■ **The problem**
How many lines hold the string "removed"? Reply with the number alone.

▼

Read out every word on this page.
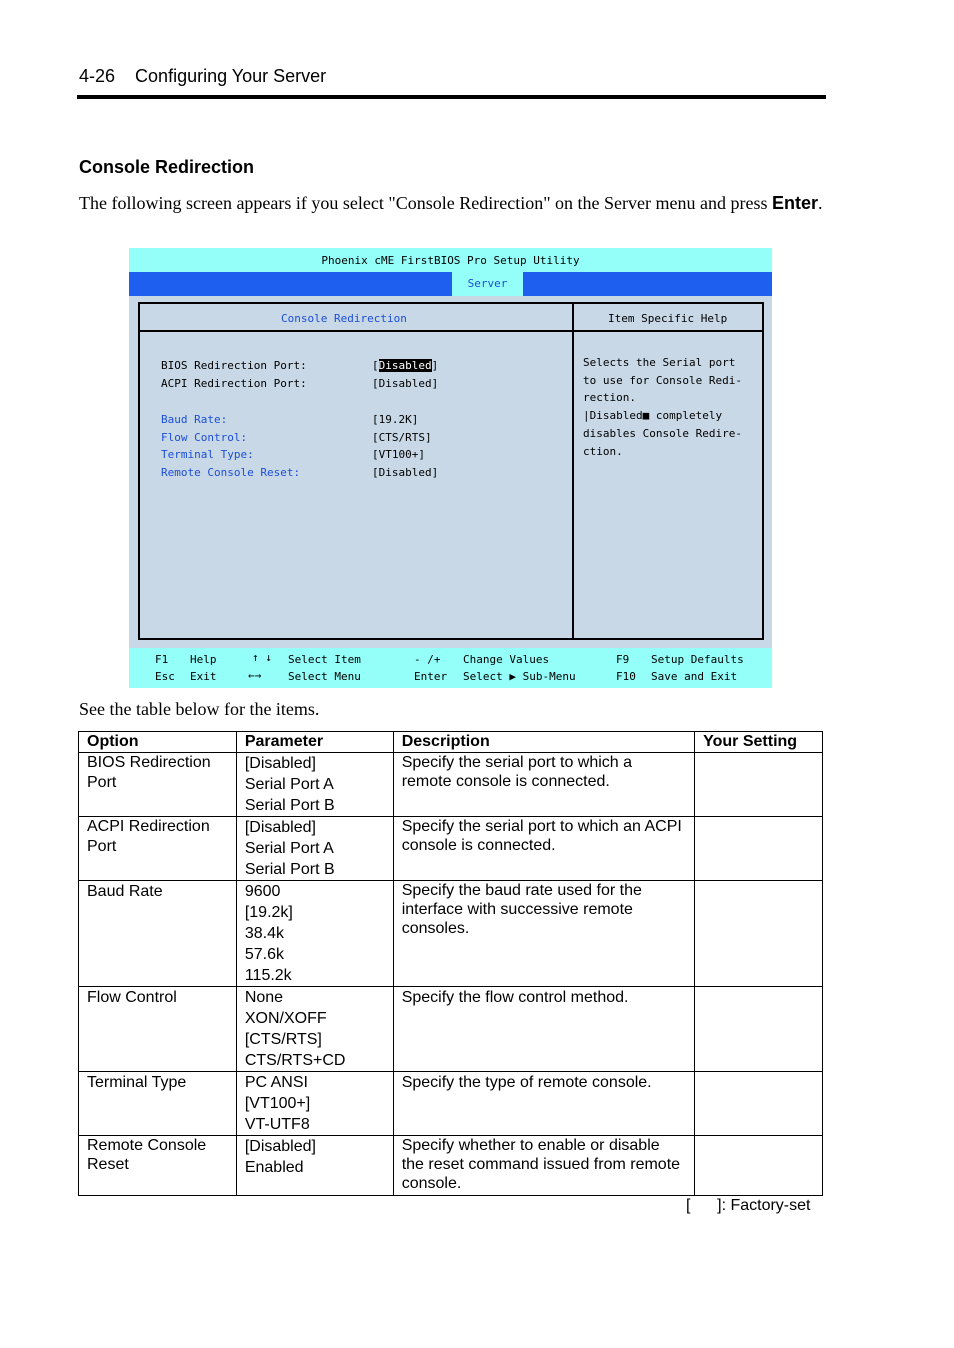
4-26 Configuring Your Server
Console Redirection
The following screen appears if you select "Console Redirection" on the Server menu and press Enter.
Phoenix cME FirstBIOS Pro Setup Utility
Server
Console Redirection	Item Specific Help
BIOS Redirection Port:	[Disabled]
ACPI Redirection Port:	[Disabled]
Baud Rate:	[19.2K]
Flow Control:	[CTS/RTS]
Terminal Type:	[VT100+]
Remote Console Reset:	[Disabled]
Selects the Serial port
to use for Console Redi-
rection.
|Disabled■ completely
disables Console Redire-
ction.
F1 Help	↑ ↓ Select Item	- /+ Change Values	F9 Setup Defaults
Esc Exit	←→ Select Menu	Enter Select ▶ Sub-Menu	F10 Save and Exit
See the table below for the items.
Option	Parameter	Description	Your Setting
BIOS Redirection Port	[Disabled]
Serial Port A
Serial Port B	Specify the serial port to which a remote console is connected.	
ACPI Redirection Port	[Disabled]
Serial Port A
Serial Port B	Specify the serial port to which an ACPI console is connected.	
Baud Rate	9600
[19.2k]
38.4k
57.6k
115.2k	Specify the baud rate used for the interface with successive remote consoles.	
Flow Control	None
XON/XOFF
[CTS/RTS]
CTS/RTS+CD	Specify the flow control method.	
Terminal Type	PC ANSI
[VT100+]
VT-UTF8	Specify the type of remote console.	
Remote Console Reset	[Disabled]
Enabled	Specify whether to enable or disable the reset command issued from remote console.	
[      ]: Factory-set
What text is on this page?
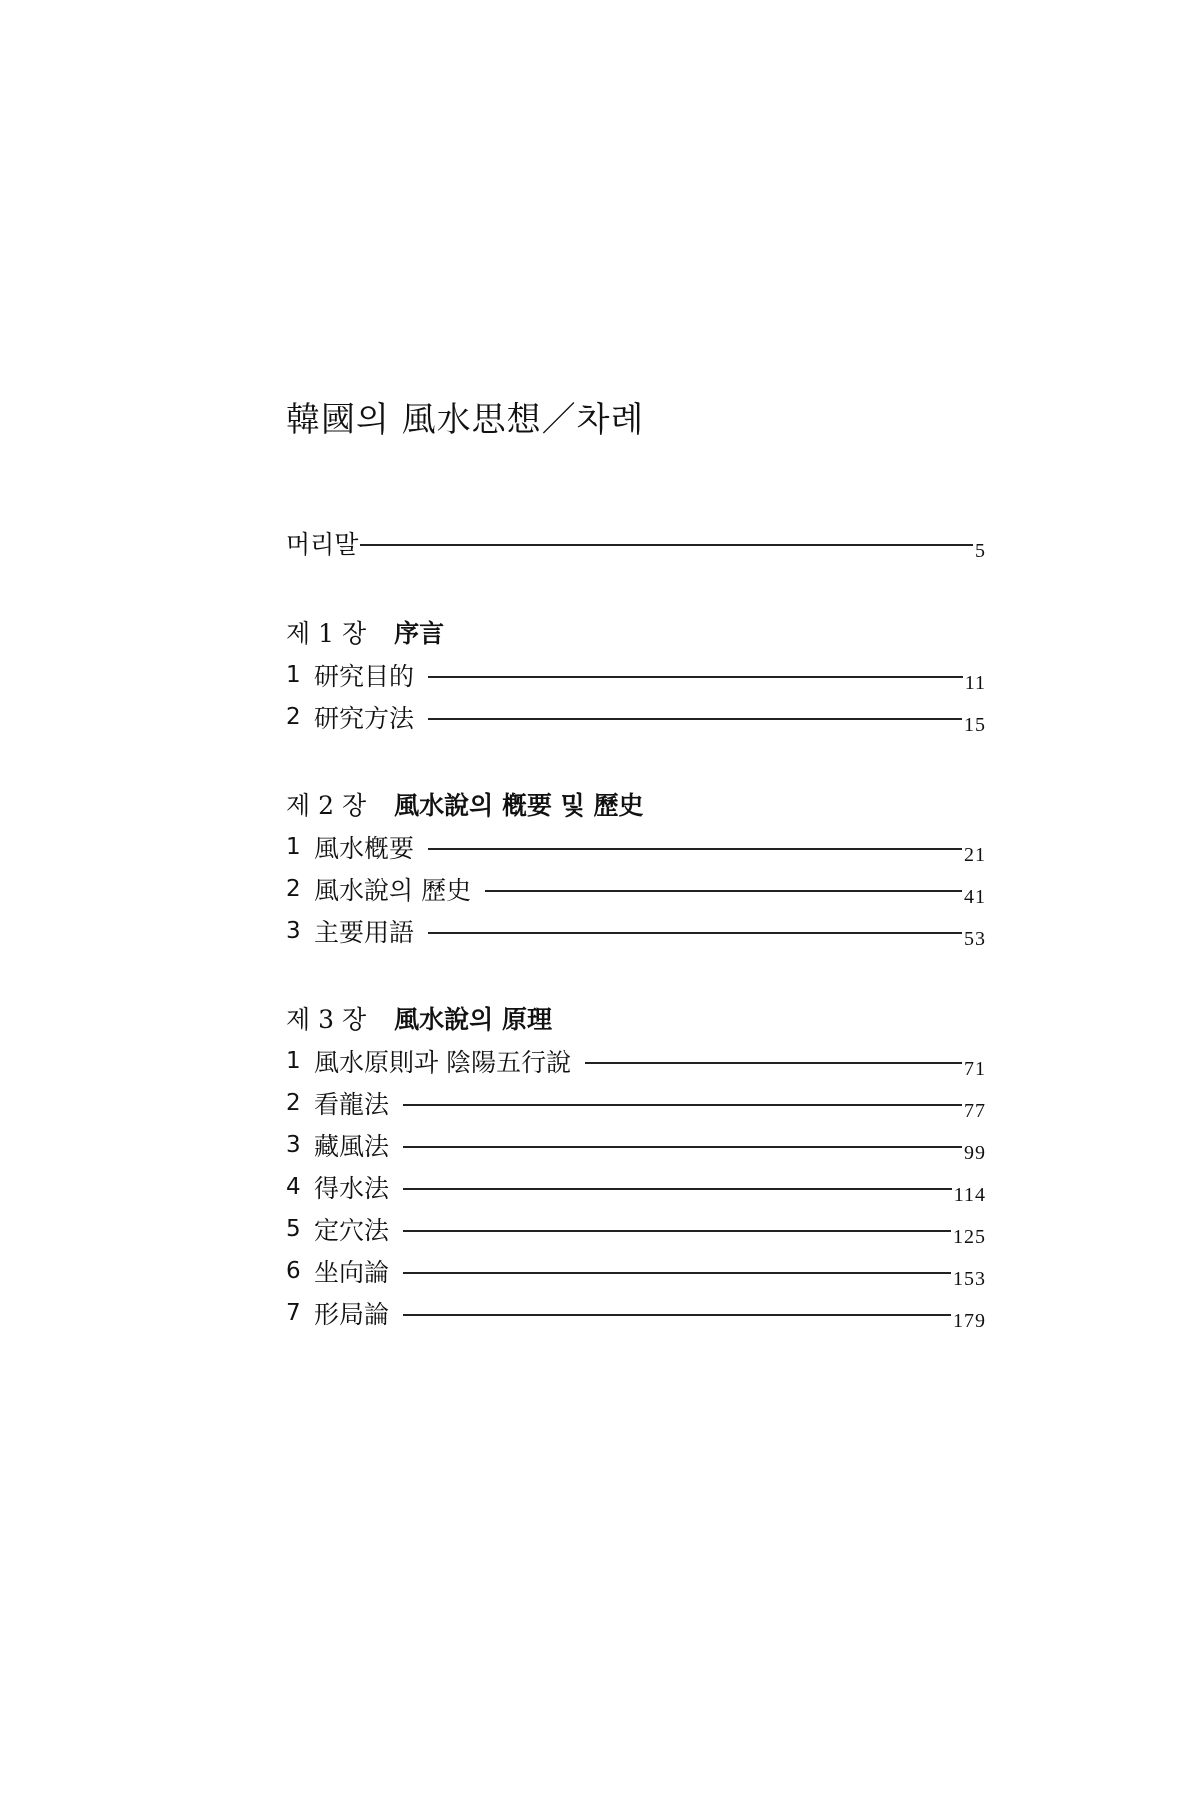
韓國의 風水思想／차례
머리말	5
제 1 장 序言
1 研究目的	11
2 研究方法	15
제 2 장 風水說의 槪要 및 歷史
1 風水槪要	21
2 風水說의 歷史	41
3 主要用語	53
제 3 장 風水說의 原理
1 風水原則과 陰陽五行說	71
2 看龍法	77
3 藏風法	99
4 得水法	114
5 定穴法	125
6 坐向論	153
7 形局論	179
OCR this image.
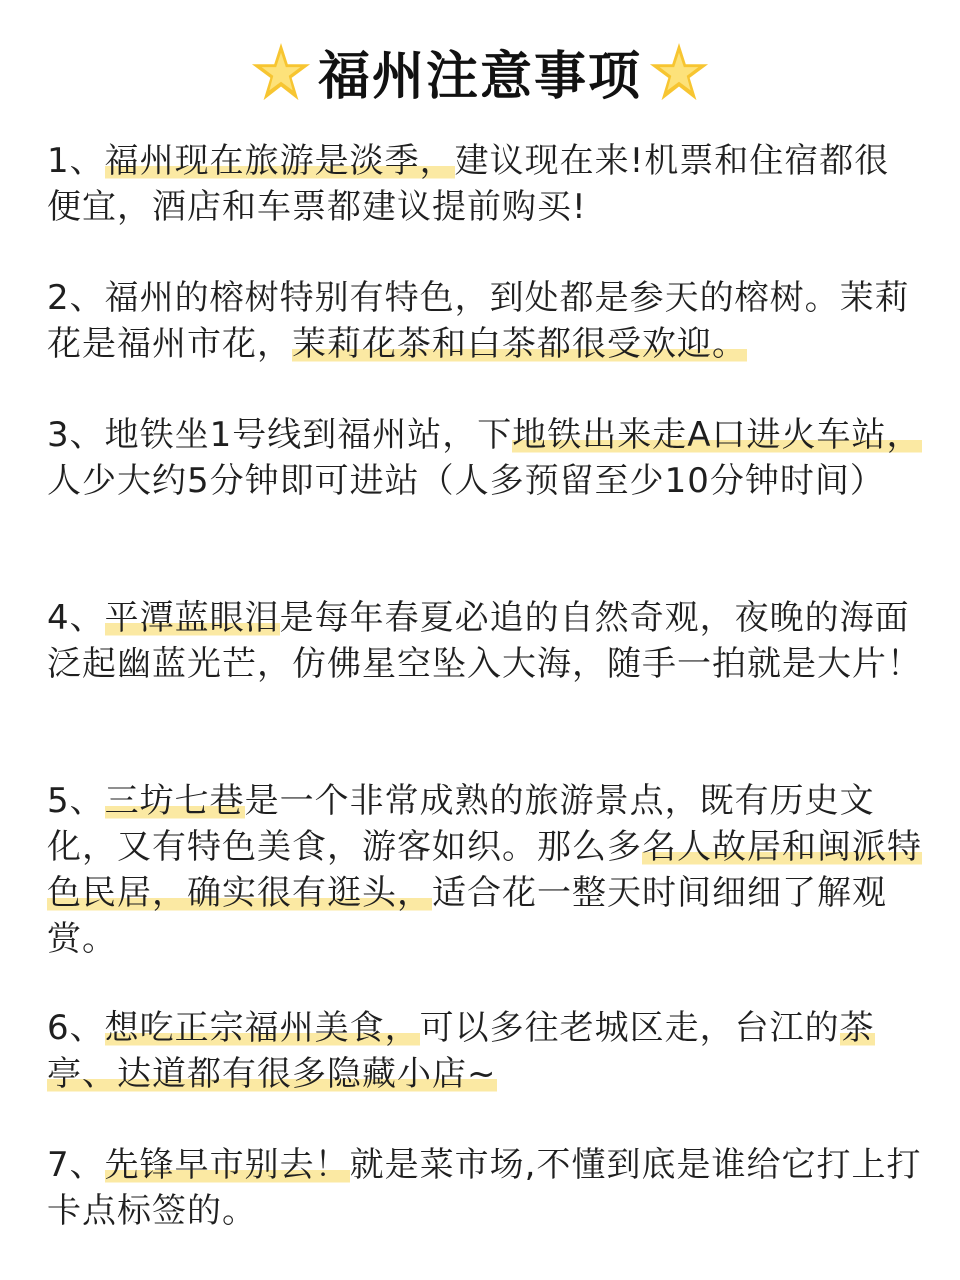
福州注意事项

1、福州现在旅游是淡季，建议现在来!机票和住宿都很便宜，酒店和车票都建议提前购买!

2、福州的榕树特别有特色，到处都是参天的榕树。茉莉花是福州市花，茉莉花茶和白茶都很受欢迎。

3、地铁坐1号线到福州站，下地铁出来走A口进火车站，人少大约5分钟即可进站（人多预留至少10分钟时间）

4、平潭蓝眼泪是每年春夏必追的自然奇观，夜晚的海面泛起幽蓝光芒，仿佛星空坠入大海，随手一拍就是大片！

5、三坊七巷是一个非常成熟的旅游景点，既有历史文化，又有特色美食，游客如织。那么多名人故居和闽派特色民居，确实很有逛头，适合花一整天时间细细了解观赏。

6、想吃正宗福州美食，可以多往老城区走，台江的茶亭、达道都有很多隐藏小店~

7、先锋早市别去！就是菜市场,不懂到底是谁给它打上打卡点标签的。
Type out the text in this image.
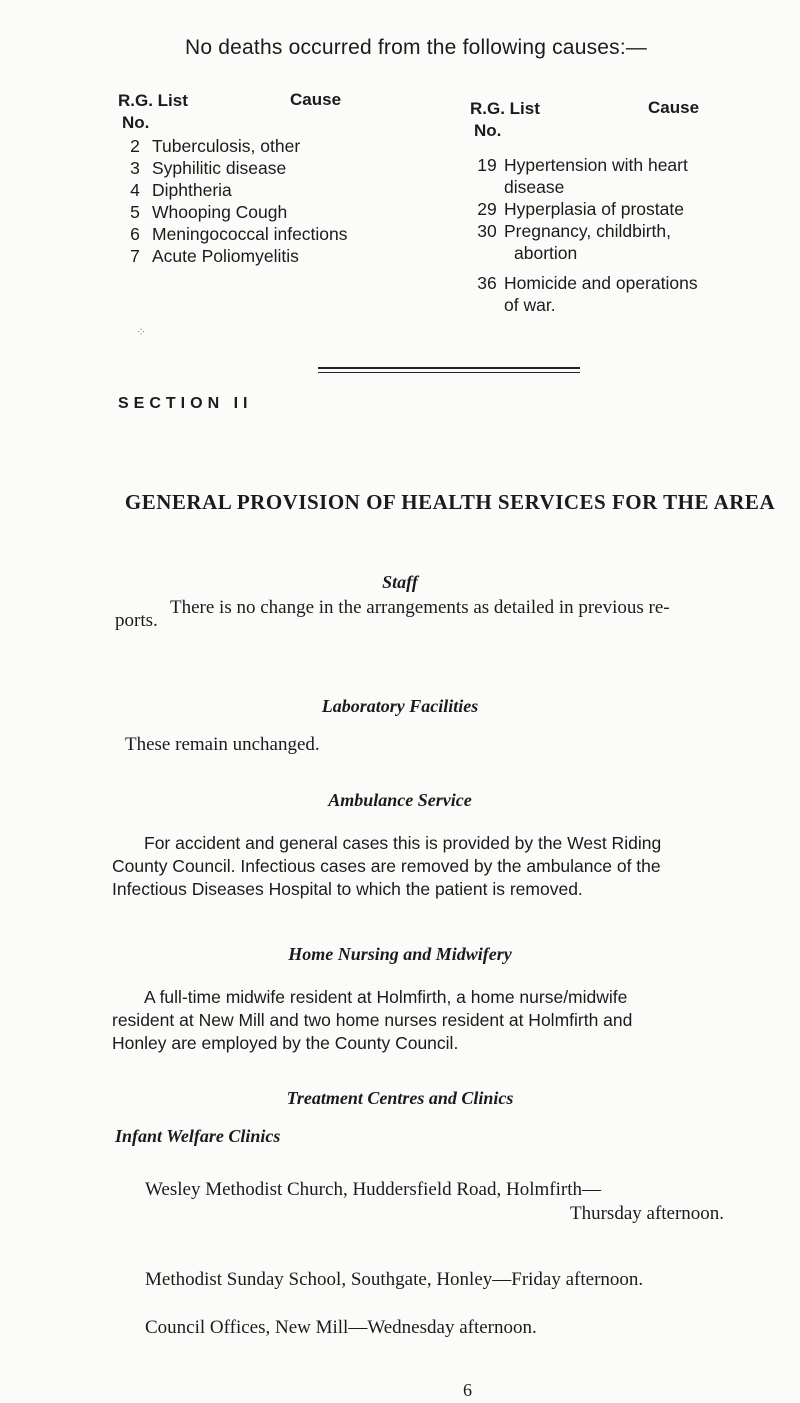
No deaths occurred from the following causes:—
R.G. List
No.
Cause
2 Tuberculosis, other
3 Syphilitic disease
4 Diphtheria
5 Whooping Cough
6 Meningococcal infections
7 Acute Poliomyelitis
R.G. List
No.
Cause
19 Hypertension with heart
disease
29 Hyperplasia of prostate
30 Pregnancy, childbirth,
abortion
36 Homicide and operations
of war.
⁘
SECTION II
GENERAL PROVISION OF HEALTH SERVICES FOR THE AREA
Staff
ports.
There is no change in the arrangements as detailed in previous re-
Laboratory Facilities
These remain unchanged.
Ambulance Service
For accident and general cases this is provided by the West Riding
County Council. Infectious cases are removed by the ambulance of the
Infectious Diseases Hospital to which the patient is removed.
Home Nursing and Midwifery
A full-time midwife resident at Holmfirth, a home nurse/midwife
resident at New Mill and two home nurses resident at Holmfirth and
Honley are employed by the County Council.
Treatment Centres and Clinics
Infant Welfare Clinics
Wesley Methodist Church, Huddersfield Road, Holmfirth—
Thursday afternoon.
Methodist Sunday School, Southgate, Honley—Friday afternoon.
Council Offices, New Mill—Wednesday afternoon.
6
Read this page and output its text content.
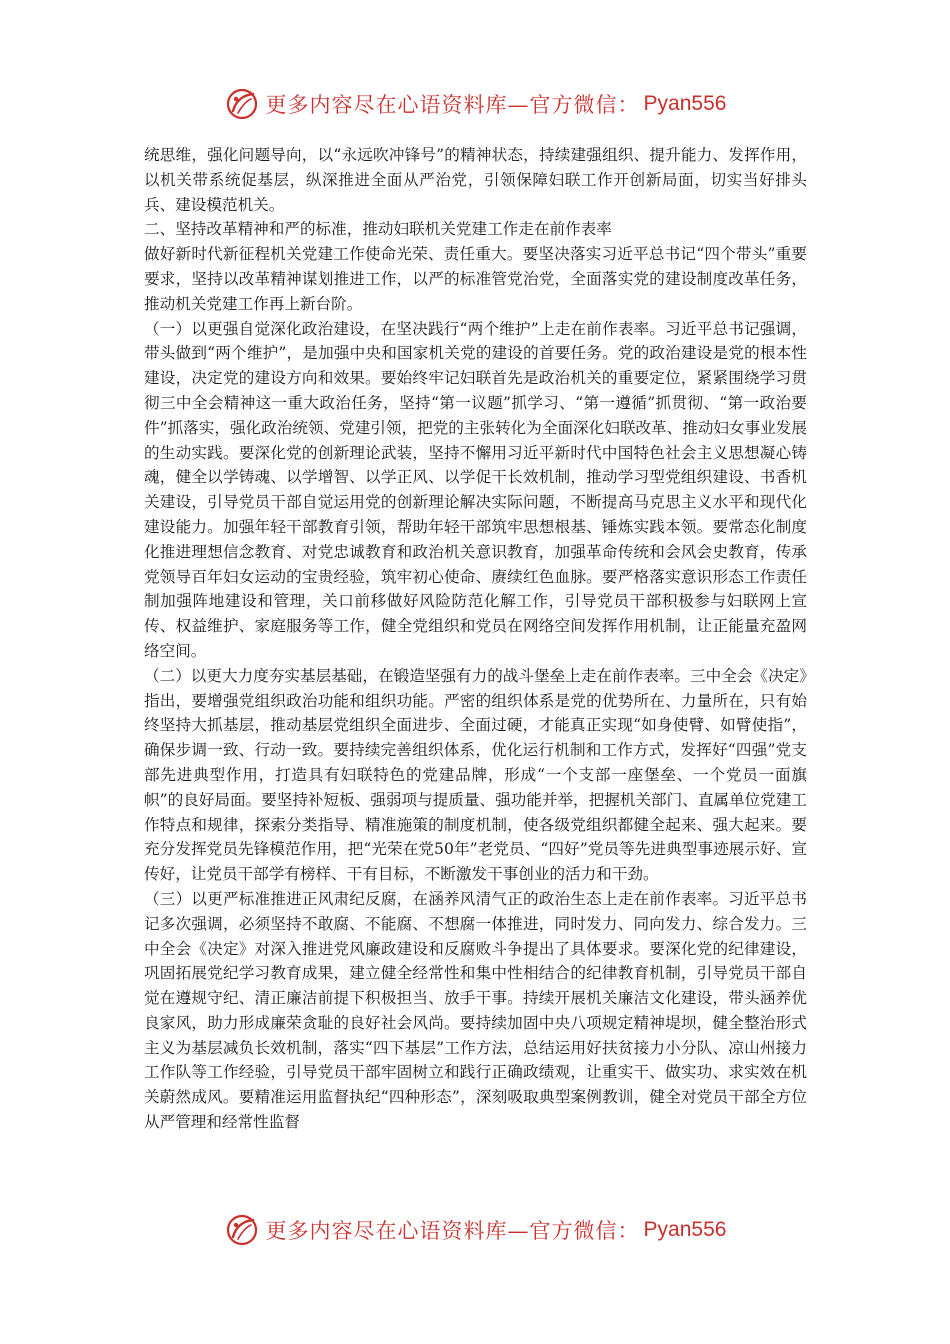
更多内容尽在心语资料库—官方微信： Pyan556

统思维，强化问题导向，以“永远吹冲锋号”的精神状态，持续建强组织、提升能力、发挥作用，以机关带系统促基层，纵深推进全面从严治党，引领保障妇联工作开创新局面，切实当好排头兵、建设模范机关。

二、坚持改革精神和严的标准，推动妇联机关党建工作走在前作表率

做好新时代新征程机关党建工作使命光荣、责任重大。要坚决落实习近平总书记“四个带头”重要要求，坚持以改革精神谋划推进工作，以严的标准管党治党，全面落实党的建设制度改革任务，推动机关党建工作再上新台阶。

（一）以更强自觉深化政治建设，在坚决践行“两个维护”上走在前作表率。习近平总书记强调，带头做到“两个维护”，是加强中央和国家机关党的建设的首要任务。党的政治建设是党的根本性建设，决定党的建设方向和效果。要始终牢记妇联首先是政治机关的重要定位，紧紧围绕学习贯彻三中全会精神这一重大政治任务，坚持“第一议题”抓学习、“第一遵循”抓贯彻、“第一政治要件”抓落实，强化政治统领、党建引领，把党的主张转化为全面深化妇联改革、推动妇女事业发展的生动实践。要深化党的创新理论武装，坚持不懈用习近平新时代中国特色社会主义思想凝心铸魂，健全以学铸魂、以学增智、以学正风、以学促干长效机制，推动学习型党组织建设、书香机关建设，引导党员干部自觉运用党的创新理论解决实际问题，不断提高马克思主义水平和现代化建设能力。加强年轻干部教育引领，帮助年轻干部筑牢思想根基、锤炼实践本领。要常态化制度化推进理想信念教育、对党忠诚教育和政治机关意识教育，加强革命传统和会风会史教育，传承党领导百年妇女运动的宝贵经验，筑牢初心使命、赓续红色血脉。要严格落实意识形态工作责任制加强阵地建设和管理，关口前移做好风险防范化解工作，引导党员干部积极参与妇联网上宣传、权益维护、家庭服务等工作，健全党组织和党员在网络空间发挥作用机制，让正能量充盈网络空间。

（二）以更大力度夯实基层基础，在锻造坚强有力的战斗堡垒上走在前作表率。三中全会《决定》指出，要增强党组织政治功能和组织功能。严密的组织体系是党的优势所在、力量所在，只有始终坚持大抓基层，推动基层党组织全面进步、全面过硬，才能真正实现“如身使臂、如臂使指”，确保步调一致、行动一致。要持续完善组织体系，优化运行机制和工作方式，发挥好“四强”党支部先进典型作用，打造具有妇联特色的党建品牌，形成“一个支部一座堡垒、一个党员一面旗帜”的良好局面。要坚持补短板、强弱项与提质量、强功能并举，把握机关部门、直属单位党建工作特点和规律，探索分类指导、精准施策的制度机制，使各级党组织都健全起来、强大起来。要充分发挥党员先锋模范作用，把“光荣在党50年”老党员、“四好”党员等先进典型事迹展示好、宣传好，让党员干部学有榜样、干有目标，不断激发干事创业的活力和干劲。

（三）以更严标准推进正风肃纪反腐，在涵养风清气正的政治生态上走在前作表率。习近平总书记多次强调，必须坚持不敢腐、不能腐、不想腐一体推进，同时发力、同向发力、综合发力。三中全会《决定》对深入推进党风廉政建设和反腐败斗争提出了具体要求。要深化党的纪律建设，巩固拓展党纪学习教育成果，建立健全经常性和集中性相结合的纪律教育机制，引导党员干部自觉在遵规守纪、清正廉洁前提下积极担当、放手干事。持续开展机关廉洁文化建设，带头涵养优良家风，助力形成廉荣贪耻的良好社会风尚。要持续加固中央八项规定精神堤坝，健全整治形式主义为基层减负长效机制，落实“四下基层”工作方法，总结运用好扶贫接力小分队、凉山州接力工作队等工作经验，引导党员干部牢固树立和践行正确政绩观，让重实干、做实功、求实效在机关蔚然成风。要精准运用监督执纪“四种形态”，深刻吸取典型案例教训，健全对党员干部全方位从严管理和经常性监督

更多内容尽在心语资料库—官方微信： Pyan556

▲

■ **Full response**
2